[Start of section]

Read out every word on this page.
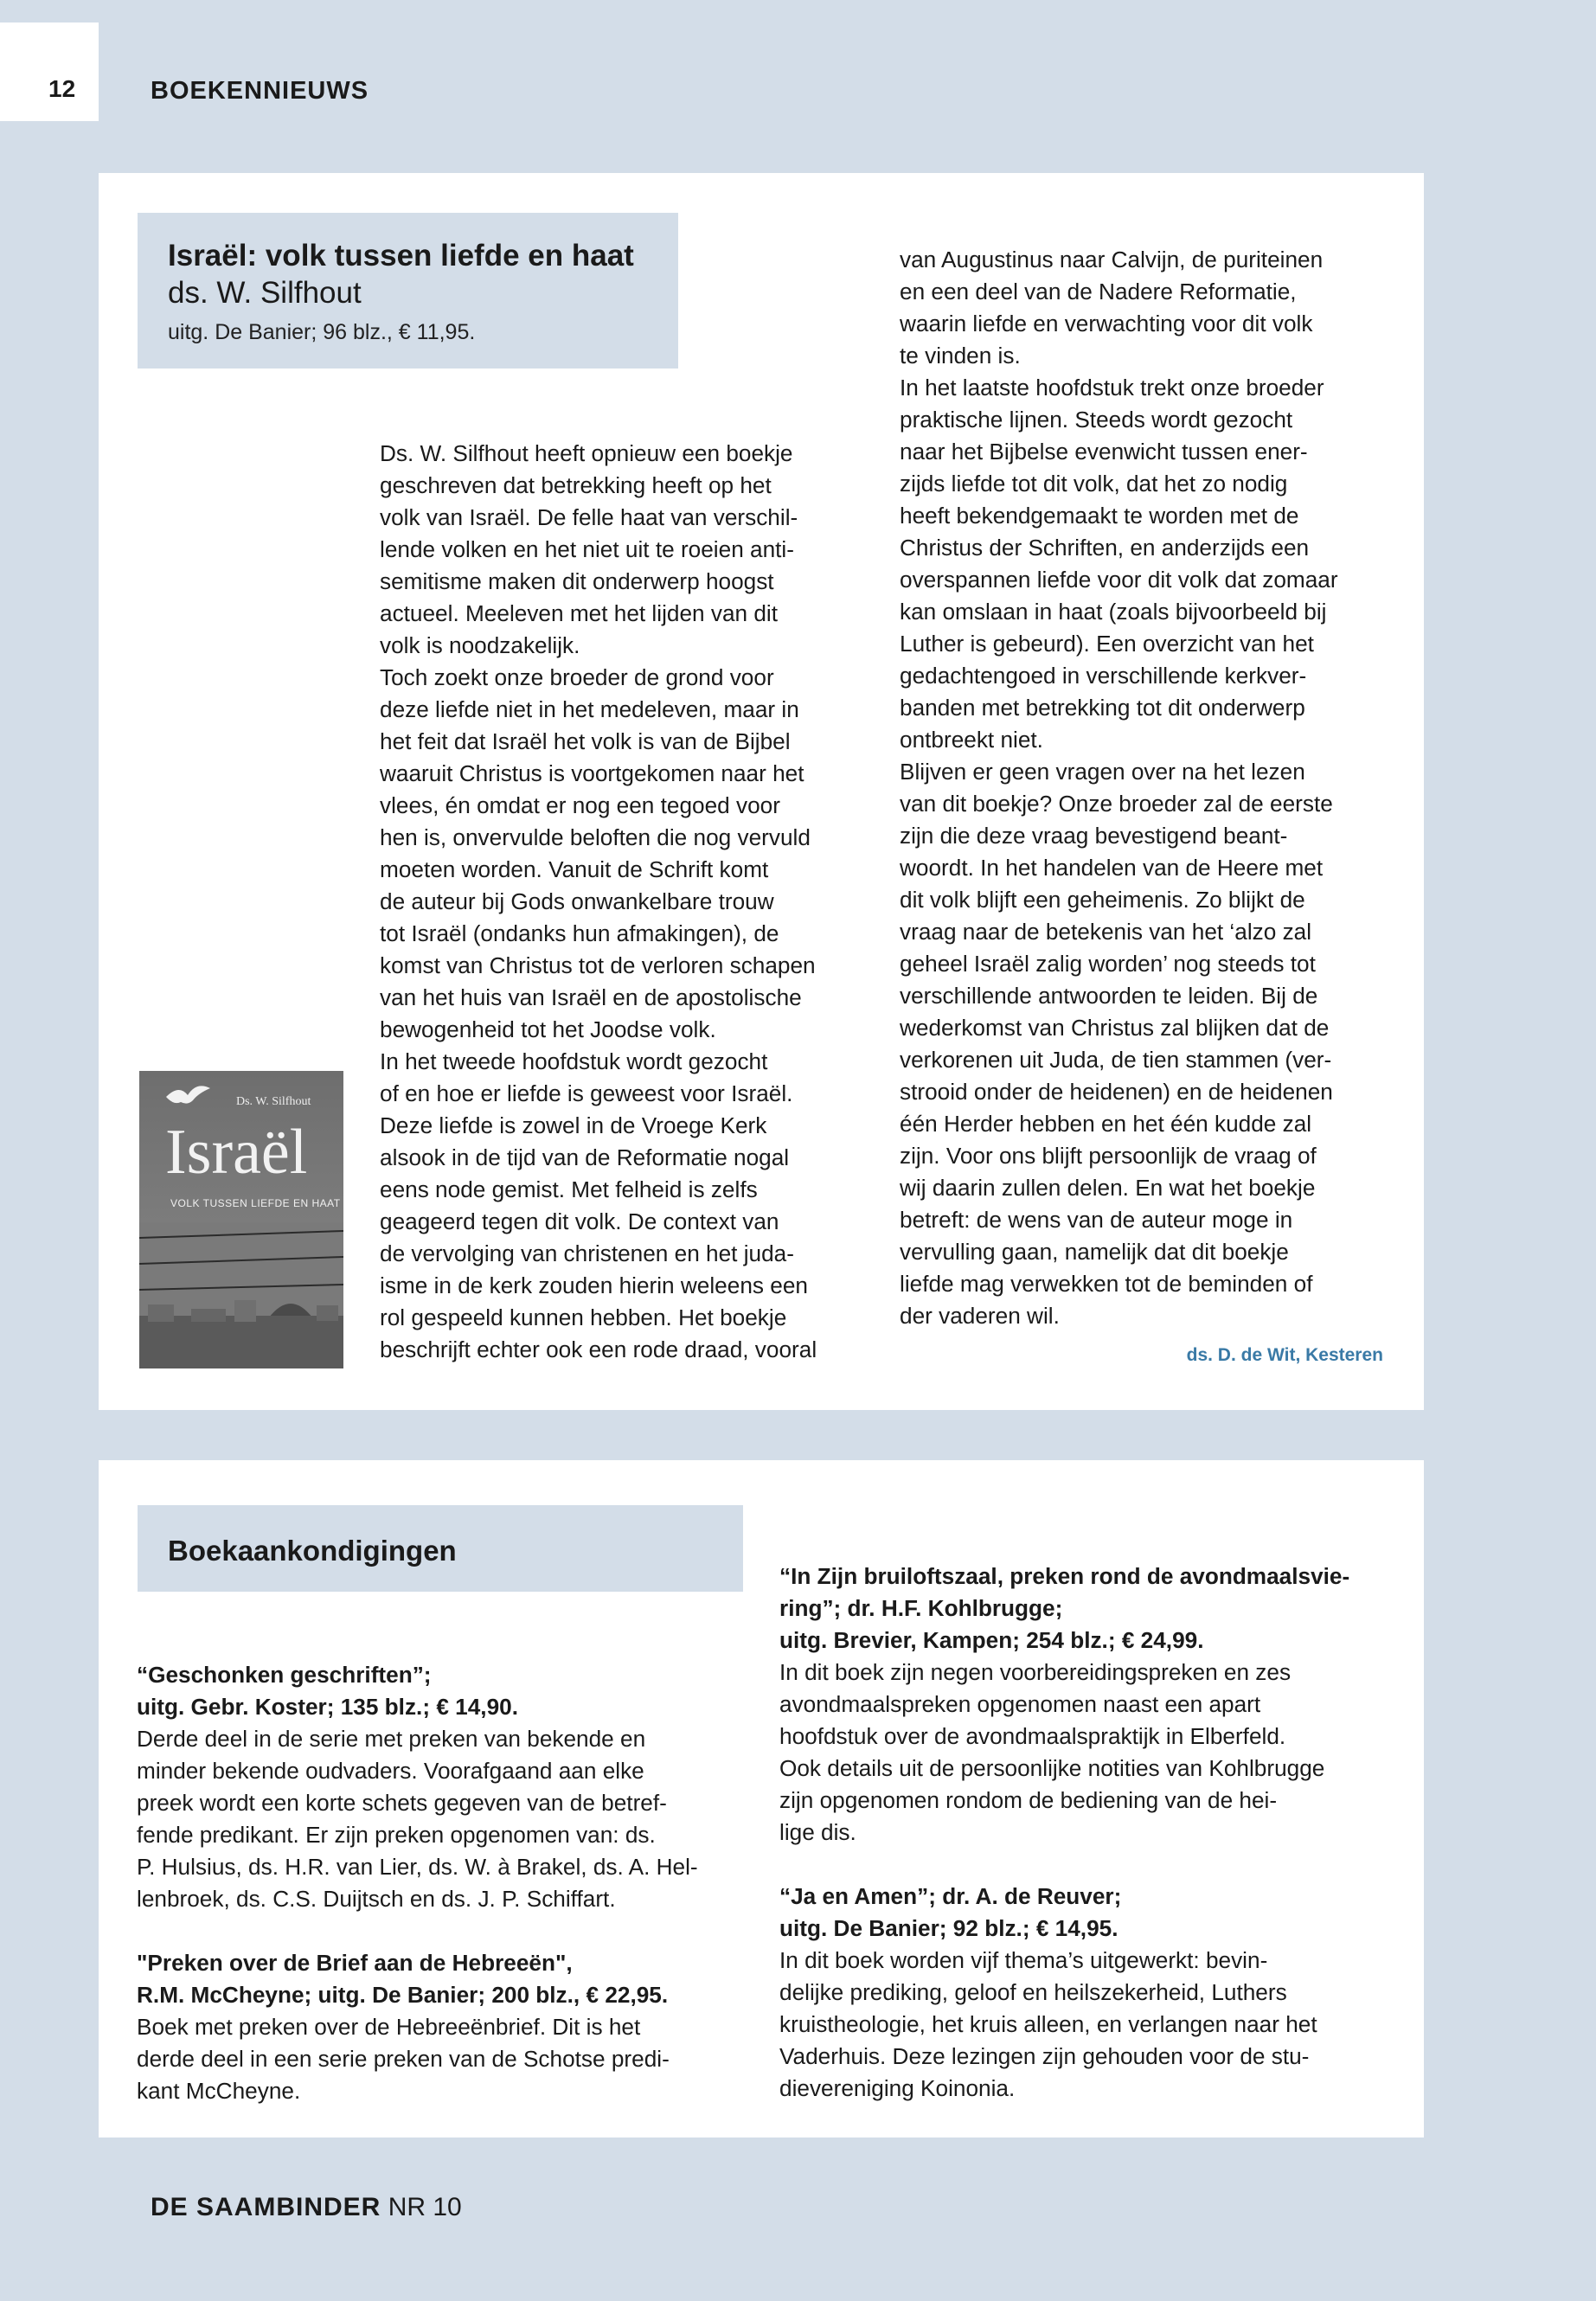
12	BOEKENNIEUWS
Israël: volk tussen liefde en haat
ds. W. Silfhout
uitg. De Banier; 96 blz., € 11,95.
Ds. W. Silfhout
Israël
VOLK TUSSEN LIEFDE EN HAAT
Ds. W. Silfhout heeft opnieuw een boekje
geschreven dat betrekking heeft op het
volk van Israël. De felle haat van verschil-
lende volken en het niet uit te roeien anti-
semitisme maken dit onderwerp hoogst
actueel. Meeleven met het lijden van dit
volk is noodzakelijk.
Toch zoekt onze broeder de grond voor
deze liefde niet in het medeleven, maar in
het feit dat Israël het volk is van de Bijbel
waaruit Christus is voortgekomen naar het
vlees, én omdat er nog een tegoed voor
hen is, onvervulde beloften die nog vervuld
moeten worden. Vanuit de Schrift komt
de auteur bij Gods onwankelbare trouw
tot Israël (ondanks hun afmakingen), de
komst van Christus tot de verloren schapen
van het huis van Israël en de apostolische
bewogenheid tot het Joodse volk.
In het tweede hoofdstuk wordt gezocht
of en hoe er liefde is geweest voor Israël.
Deze liefde is zowel in de Vroege Kerk
alsook in de tijd van de Reformatie nogal
eens node gemist. Met felheid is zelfs
geageerd tegen dit volk. De context van
de vervolging van christenen en het juda-
isme in de kerk zouden hierin weleens een
rol gespeeld kunnen hebben. Het boekje
beschrijft echter ook een rode draad, vooral
van Augustinus naar Calvijn, de puriteinen
en een deel van de Nadere Reformatie,
waarin liefde en verwachting voor dit volk
te vinden is.
In het laatste hoofdstuk trekt onze broeder
praktische lijnen. Steeds wordt gezocht
naar het Bijbelse evenwicht tussen ener-
zijds liefde tot dit volk, dat het zo nodig
heeft bekendgemaakt te worden met de
Christus der Schriften, en anderzijds een
overspannen liefde voor dit volk dat zomaar
kan omslaan in haat (zoals bijvoorbeeld bij
Luther is gebeurd). Een overzicht van het
gedachtengoed in verschillende kerkver-
banden met betrekking tot dit onderwerp
ontbreekt niet.
Blijven er geen vragen over na het lezen
van dit boekje? Onze broeder zal de eerste
zijn die deze vraag bevestigend beant-
woordt. In het handelen van de Heere met
dit volk blijft een geheimenis. Zo blijkt de
vraag naar de betekenis van het ‘alzo zal
geheel Israël zalig worden’ nog steeds tot
verschillende antwoorden te leiden. Bij de
wederkomst van Christus zal blijken dat de
verkorenen uit Juda, de tien stammen (ver-
strooid onder de heidenen) en de heidenen
één Herder hebben en het één kudde zal
zijn. Voor ons blijft persoonlijk de vraag of
wij daarin zullen delen. En wat het boekje
betreft: de wens van de auteur moge in
vervulling gaan, namelijk dat dit boekje
liefde mag verwekken tot de beminden of
der vaderen wil.
ds. D. de Wit, Kesteren
Boekaankondigingen
“Geschonken geschriften”;
uitg. Gebr. Koster; 135 blz.; € 14,90.
Derde deel in de serie met preken van bekende en
minder bekende oudvaders. Voorafgaand aan elke
preek wordt een korte schets gegeven van de betref-
fende predikant. Er zijn preken opgenomen van: ds.
P. Hulsius, ds. H.R. van Lier, ds. W. à Brakel, ds. A. Hel-
lenbroek, ds. C.S. Duijtsch en ds. J. P. Schiffart.
"Preken over de Brief aan de Hebreeën",
R.M. McCheyne; uitg. De Banier; 200 blz., € 22,95.
Boek met preken over de Hebreeënbrief. Dit is het
derde deel in een serie preken van de Schotse predi-
kant McCheyne.
“In Zijn bruiloftszaal, preken rond de avondmaalsvie-
ring”; dr. H.F. Kohlbrugge;
uitg. Brevier, Kampen; 254 blz.; € 24,99.
In dit boek zijn negen voorbereidingspreken en zes
avondmaalspreken opgenomen naast een apart
hoofdstuk over de avondmaalspraktijk in Elberfeld.
Ook details uit de persoonlijke notities van Kohlbrugge
zijn opgenomen rondom de bediening van de hei-
lige dis.
“Ja en Amen”; dr. A. de Reuver;
uitg. De Banier; 92 blz.; € 14,95.
In dit boek worden vijf thema’s uitgewerkt: bevin-
delijke prediking, geloof en heilszekerheid, Luthers
kruistheologie, het kruis alleen, en verlangen naar het
Vaderhuis. Deze lezingen zijn gehouden voor de stu-
dievereniging Koinonia.
DE SAAMBINDER NR 10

[End of section]

## Brief
Exactly as written, restate all of the data, leaving out the images.

## Final answer
Read out every word on this page.
12	BOEKENNIEUWS
Israël: volk tussen liefde en haat
ds. W. Silfhout
uitg. De Banier; 96 blz., € 11,95.
Ds. W. Silfhout
Israël
VOLK TUSSEN LIEFDE EN HAAT
Ds. W. Silfhout heeft opnieuw een boekje
geschreven dat betrekking heeft op het
volk van Israël. De felle haat van verschil-
lende volken en het niet uit te roeien anti-
semitisme maken dit onderwerp hoogst
actueel. Meeleven met het lijden van dit
volk is noodzakelijk.
Toch zoekt onze broeder de grond voor
deze liefde niet in het medeleven, maar in
het feit dat Israël het volk is van de Bijbel
waaruit Christus is voortgekomen naar het
vlees, én omdat er nog een tegoed voor
hen is, onvervulde beloften die nog vervuld
moeten worden. Vanuit de Schrift komt
de auteur bij Gods onwankelbare trouw
tot Israël (ondanks hun afmakingen), de
komst van Christus tot de verloren schapen
van het huis van Israël en de apostolische
bewogenheid tot het Joodse volk.
In het tweede hoofdstuk wordt gezocht
of en hoe er liefde is geweest voor Israël.
Deze liefde is zowel in de Vroege Kerk
alsook in de tijd van de Reformatie nogal
eens node gemist. Met felheid is zelfs
geageerd tegen dit volk. De context van
de vervolging van christenen en het juda-
isme in de kerk zouden hierin weleens een
rol gespeeld kunnen hebben. Het boekje
beschrijft echter ook een rode draad, vooral
van Augustinus naar Calvijn, de puriteinen
en een deel van de Nadere Reformatie,
waarin liefde en verwachting voor dit volk
te vinden is.
In het laatste hoofdstuk trekt onze broeder
praktische lijnen. Steeds wordt gezocht
naar het Bijbelse evenwicht tussen ener-
zijds liefde tot dit volk, dat het zo nodig
heeft bekendgemaakt te worden met de
Christus der Schriften, en anderzijds een
overspannen liefde voor dit volk dat zomaar
kan omslaan in haat (zoals bijvoorbeeld bij
Luther is gebeurd). Een overzicht van het
gedachtengoed in verschillende kerkver-
banden met betrekking tot dit onderwerp
ontbreekt niet.
Blijven er geen vragen over na het lezen
van dit boekje? Onze broeder zal de eerste
zijn die deze vraag bevestigend beant-
woordt. In het handelen van de Heere met
dit volk blijft een geheimenis. Zo blijkt de
vraag naar de betekenis van het ‘alzo zal
geheel Israël zalig worden’ nog steeds tot
verschillende antwoorden te leiden. Bij de
wederkomst van Christus zal blijken dat de
verkorenen uit Juda, de tien stammen (ver-
strooid onder de heidenen) en de heidenen
één Herder hebben en het één kudde zal
zijn. Voor ons blijft persoonlijk de vraag of
wij daarin zullen delen. En wat het boekje
betreft: de wens van de auteur moge in
vervulling gaan, namelijk dat dit boekje
liefde mag verwekken tot de beminden of
der vaderen wil.
ds. D. de Wit, Kesteren
Boekaankondigingen
“Geschonken geschriften”;
uitg. Gebr. Koster; 135 blz.; € 14,90.
Derde deel in de serie met preken van bekende en
minder bekende oudvaders. Voorafgaand aan elke
preek wordt een korte schets gegeven van de betref-
fende predikant. Er zijn preken opgenomen van: ds.
P. Hulsius, ds. H.R. van Lier, ds. W. à Brakel, ds. A. Hel-
lenbroek, ds. C.S. Duijtsch en ds. J. P. Schiffart.
"Preken over de Brief aan de Hebreeën",
R.M. McCheyne; uitg. De Banier; 200 blz., € 22,95.
Boek met preken over de Hebreeënbrief. Dit is het
derde deel in een serie preken van de Schotse predi-
kant McCheyne.
“In Zijn bruiloftszaal, preken rond de avondmaalsvie-
ring”; dr. H.F. Kohlbrugge;
uitg. Brevier, Kampen; 254 blz.; € 24,99.
In dit boek zijn negen voorbereidingspreken en zes
avondmaalspreken opgenomen naast een apart
hoofdstuk over de avondmaalspraktijk in Elberfeld.
Ook details uit de persoonlijke notities van Kohlbrugge
zijn opgenomen rondom de bediening van de hei-
lige dis.
“Ja en Amen”; dr. A. de Reuver;
uitg. De Banier; 92 blz.; € 14,95.
In dit boek worden vijf thema’s uitgewerkt: bevin-
delijke prediking, geloof en heilszekerheid, Luthers
kruistheologie, het kruis alleen, en verlangen naar het
Vaderhuis. Deze lezingen zijn gehouden voor de stu-
dievereniging Koinonia.
DE SAAMBINDER NR 10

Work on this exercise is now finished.